▸ TASK REQUIREMENTS
Every entry below should be repeated exactly; the pictures should not.

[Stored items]
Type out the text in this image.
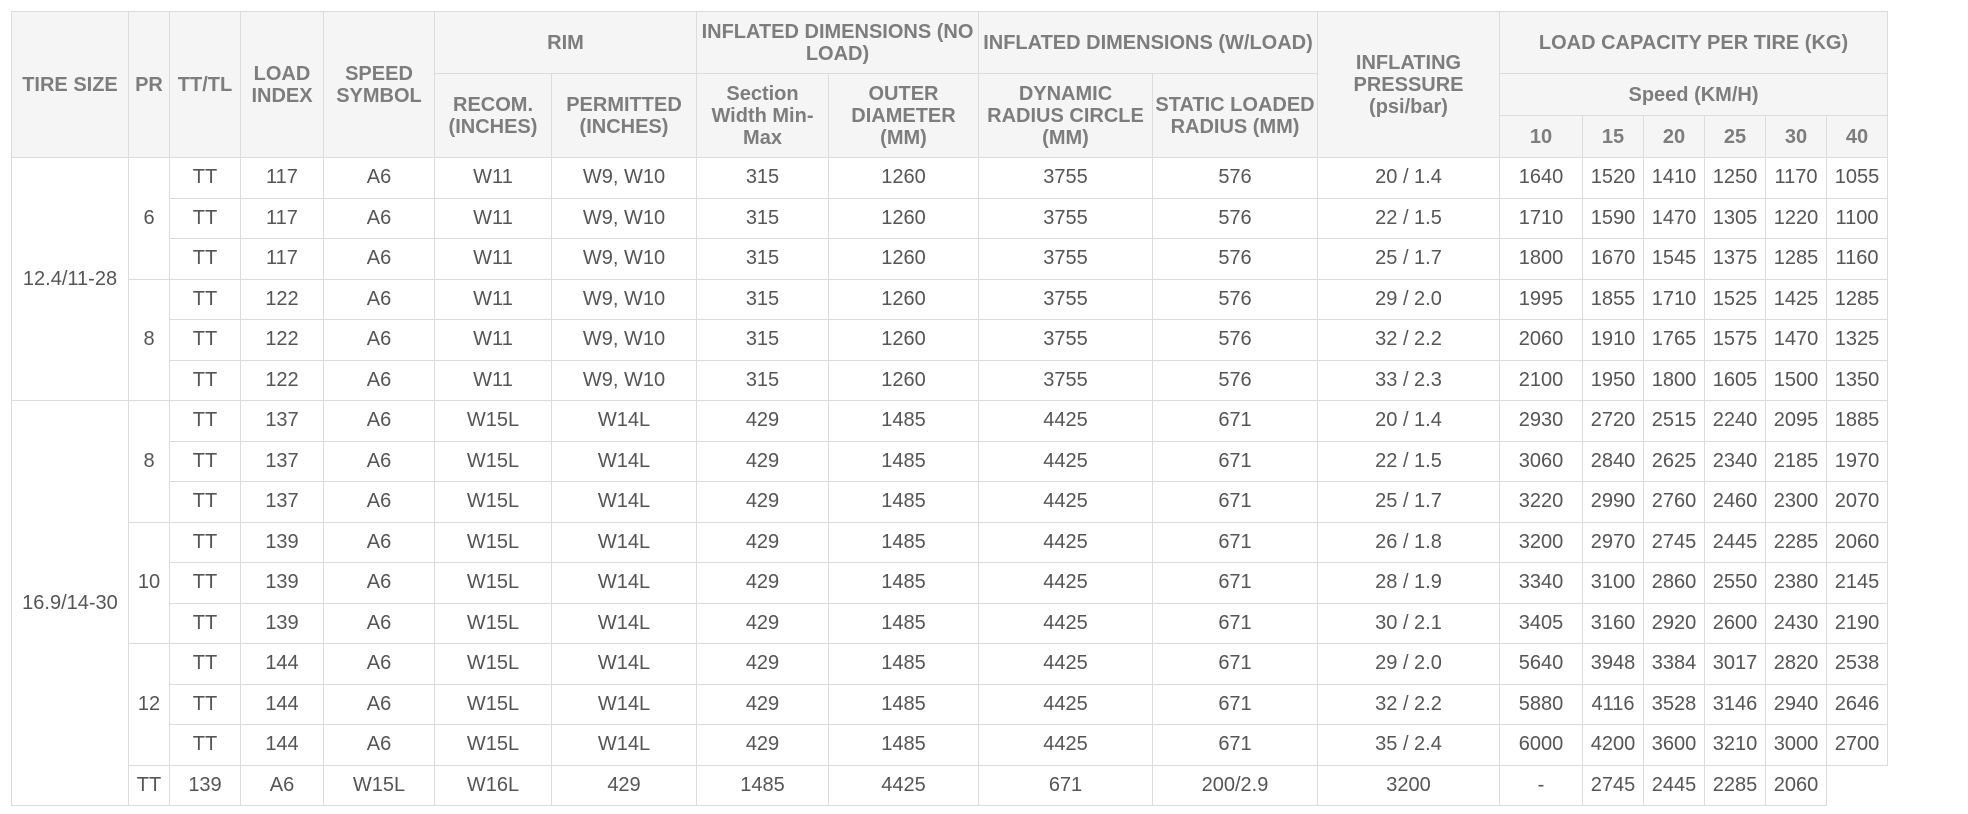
TIRE SIZE	PR	TT/TL	LOAD INDEX	SPEED SYMBOL	RIM		INFLATED DIMENSIONS (NO LOAD)		INFLATED DIMENSIONS (W/LOAD)		INFLATING PRESSURE (psi/bar)	LOAD CAPACITY PER TIRE (KG)					
					RECOM. (INCHES)	PERMITTED (INCHES)	Section Width Min-Max	OUTER DIAMETER (MM)	DYNAMIC RADIUS CIRCLE (MM)	STATIC LOADED RADIUS (MM)		Speed (KM/H)					
												10	15	20	25	30	40
12.4/11-28	6	TT	117	A6	W11	W9, W10	315	1260	3755	576	20 / 1.4	1640	1520	1410	1250	1170	1055
		TT	117	A6	W11	W9, W10	315	1260	3755	576	22 / 1.5	1710	1590	1470	1305	1220	1100
		TT	117	A6	W11	W9, W10	315	1260	3755	576	25 / 1.7	1800	1670	1545	1375	1285	1160
	8	TT	122	A6	W11	W9, W10	315	1260	3755	576	29 / 2.0	1995	1855	1710	1525	1425	1285
		TT	122	A6	W11	W9, W10	315	1260	3755	576	32 / 2.2	2060	1910	1765	1575	1470	1325
		TT	122	A6	W11	W9, W10	315	1260	3755	576	33 / 2.3	2100	1950	1800	1605	1500	1350
16.9/14-30	8	TT	137	A6	W15L	W14L	429	1485	4425	671	20 / 1.4	2930	2720	2515	2240	2095	1885
		TT	137	A6	W15L	W14L	429	1485	4425	671	22 / 1.5	3060	2840	2625	2340	2185	1970
		TT	137	A6	W15L	W14L	429	1485	4425	671	25 / 1.7	3220	2990	2760	2460	2300	2070
	10	TT	139	A6	W15L	W14L	429	1485	4425	671	26 / 1.8	3200	2970	2745	2445	2285	2060
		TT	139	A6	W15L	W14L	429	1485	4425	671	28 / 1.9	3340	3100	2860	2550	2380	2145
		TT	139	A6	W15L	W14L	429	1485	4425	671	30 / 2.1	3405	3160	2920	2600	2430	2190
	12	TT	144	A6	W15L	W14L	429	1485	4425	671	29 / 2.0	5640	3948	3384	3017	2820	2538
		TT	144	A6	W15L	W14L	429	1485	4425	671	32 / 2.2	5880	4116	3528	3146	2940	2646
		TT	144	A6	W15L	W14L	429	1485	4425	671	35 / 2.4	6000	4200	3600	3210	3000	2700
	TT	139	A6	W15L	W16L	429	1485	4425	671	200/2.9	3200	-	2745	2445	2285	2060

▸ TASK ANSWER
Type out the text in this image.
TIRE SIZE	PR	TT/TL	LOAD INDEX	SPEED SYMBOL	RIM		INFLATED DIMENSIONS (NO LOAD)		INFLATED DIMENSIONS (W/LOAD)		INFLATING PRESSURE (psi/bar)	LOAD CAPACITY PER TIRE (KG)					
					RECOM. (INCHES)	PERMITTED (INCHES)	Section Width Min-Max	OUTER DIAMETER (MM)	DYNAMIC RADIUS CIRCLE (MM)	STATIC LOADED RADIUS (MM)		Speed (KM/H)					
												10	15	20	25	30	40
12.4/11-28	6	TT	117	A6	W11	W9, W10	315	1260	3755	576	20 / 1.4	1640	1520	1410	1250	1170	1055
		TT	117	A6	W11	W9, W10	315	1260	3755	576	22 / 1.5	1710	1590	1470	1305	1220	1100
		TT	117	A6	W11	W9, W10	315	1260	3755	576	25 / 1.7	1800	1670	1545	1375	1285	1160
	8	TT	122	A6	W11	W9, W10	315	1260	3755	576	29 / 2.0	1995	1855	1710	1525	1425	1285
		TT	122	A6	W11	W9, W10	315	1260	3755	576	32 / 2.2	2060	1910	1765	1575	1470	1325
		TT	122	A6	W11	W9, W10	315	1260	3755	576	33 / 2.3	2100	1950	1800	1605	1500	1350
16.9/14-30	8	TT	137	A6	W15L	W14L	429	1485	4425	671	20 / 1.4	2930	2720	2515	2240	2095	1885
		TT	137	A6	W15L	W14L	429	1485	4425	671	22 / 1.5	3060	2840	2625	2340	2185	1970
		TT	137	A6	W15L	W14L	429	1485	4425	671	25 / 1.7	3220	2990	2760	2460	2300	2070
	10	TT	139	A6	W15L	W14L	429	1485	4425	671	26 / 1.8	3200	2970	2745	2445	2285	2060
		TT	139	A6	W15L	W14L	429	1485	4425	671	28 / 1.9	3340	3100	2860	2550	2380	2145
		TT	139	A6	W15L	W14L	429	1485	4425	671	30 / 2.1	3405	3160	2920	2600	2430	2190
	12	TT	144	A6	W15L	W14L	429	1485	4425	671	29 / 2.0	5640	3948	3384	3017	2820	2538
		TT	144	A6	W15L	W14L	429	1485	4425	671	32 / 2.2	5880	4116	3528	3146	2940	2646
		TT	144	A6	W15L	W14L	429	1485	4425	671	35 / 2.4	6000	4200	3600	3210	3000	2700
	TT	139	A6	W15L	W16L	429	1485	4425	671	200/2.9	3200	-	2745	2445	2285	2060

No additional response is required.